*** Recorded data ***

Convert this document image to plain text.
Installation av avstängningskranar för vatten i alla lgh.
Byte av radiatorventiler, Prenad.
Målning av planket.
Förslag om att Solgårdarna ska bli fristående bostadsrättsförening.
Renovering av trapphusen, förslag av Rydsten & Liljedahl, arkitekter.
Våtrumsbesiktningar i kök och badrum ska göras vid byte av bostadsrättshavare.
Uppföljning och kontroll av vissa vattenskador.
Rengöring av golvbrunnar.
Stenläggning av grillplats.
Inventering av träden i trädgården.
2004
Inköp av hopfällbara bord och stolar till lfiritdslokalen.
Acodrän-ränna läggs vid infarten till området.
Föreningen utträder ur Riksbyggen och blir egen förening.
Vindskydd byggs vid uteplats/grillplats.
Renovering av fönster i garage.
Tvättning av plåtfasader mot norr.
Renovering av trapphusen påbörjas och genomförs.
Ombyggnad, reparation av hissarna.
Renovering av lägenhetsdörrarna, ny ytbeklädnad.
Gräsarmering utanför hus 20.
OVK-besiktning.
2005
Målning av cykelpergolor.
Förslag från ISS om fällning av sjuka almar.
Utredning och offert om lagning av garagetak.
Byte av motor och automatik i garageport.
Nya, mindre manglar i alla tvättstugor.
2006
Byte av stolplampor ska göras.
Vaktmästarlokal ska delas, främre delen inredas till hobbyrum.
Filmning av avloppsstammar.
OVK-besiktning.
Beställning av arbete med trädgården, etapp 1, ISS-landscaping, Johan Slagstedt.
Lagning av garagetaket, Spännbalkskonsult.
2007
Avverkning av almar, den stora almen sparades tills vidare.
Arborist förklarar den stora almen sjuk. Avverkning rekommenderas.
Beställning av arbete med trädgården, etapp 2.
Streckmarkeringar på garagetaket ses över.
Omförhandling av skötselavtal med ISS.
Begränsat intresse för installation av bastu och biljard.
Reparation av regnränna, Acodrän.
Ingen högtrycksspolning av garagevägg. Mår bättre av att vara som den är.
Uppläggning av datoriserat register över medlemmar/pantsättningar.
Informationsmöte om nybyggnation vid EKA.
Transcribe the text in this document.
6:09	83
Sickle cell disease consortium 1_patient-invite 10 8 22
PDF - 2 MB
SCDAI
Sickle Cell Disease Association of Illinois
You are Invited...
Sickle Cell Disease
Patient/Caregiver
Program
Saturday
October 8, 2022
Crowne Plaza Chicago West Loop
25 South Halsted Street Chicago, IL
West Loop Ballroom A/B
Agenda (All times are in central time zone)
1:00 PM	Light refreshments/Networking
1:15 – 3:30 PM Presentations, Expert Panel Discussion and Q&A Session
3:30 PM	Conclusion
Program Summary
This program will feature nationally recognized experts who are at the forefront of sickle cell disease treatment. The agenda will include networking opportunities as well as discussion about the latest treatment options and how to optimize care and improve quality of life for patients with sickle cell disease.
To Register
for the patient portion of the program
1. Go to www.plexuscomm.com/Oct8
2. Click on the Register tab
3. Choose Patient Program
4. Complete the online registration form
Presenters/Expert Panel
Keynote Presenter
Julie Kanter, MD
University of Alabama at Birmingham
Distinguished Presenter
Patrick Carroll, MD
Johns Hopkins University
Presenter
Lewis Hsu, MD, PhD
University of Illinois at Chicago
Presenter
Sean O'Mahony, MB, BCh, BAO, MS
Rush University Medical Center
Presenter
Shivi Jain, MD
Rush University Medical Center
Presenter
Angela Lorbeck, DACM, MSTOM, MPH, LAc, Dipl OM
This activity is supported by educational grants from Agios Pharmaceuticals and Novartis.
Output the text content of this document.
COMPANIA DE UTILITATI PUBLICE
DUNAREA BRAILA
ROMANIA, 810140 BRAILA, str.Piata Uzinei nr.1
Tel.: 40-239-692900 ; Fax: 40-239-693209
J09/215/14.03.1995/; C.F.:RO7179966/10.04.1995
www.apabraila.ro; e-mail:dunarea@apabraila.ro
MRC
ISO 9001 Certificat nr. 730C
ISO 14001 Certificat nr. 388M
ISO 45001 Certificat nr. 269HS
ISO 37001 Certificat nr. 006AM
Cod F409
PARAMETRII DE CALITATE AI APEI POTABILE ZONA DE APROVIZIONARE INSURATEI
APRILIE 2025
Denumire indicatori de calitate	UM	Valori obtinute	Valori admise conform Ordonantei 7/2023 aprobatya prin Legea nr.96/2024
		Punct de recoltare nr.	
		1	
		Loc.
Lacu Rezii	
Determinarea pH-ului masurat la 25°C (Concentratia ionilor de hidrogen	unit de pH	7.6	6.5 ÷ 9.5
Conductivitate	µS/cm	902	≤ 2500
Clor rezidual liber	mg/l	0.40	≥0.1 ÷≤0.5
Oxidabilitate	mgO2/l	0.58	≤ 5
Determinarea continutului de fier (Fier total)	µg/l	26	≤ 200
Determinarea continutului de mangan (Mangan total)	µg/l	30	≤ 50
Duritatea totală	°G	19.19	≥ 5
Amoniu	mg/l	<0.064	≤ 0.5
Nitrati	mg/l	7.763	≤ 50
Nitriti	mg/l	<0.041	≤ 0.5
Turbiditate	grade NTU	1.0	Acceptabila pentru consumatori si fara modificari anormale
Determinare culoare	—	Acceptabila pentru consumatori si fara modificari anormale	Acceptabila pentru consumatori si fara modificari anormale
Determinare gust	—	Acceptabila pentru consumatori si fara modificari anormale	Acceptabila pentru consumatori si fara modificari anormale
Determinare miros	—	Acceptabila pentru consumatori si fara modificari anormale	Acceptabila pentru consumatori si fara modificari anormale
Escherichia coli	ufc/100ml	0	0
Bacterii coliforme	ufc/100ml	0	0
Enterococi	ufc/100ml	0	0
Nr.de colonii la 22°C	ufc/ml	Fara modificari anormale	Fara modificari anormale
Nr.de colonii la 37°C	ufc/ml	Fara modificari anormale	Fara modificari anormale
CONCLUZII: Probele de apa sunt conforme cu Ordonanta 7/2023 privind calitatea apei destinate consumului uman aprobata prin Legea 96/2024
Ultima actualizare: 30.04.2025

*** End of Recorded data ***

For the string "Certificat", find every line of the material that contains it, and copy each one.

**Output**
ISO 9001 Certificat nr. 730C
ISO 14001 Certificat nr. 388M
ISO 45001 Certificat nr. 269HS
ISO 37001 Certificat nr. 006AM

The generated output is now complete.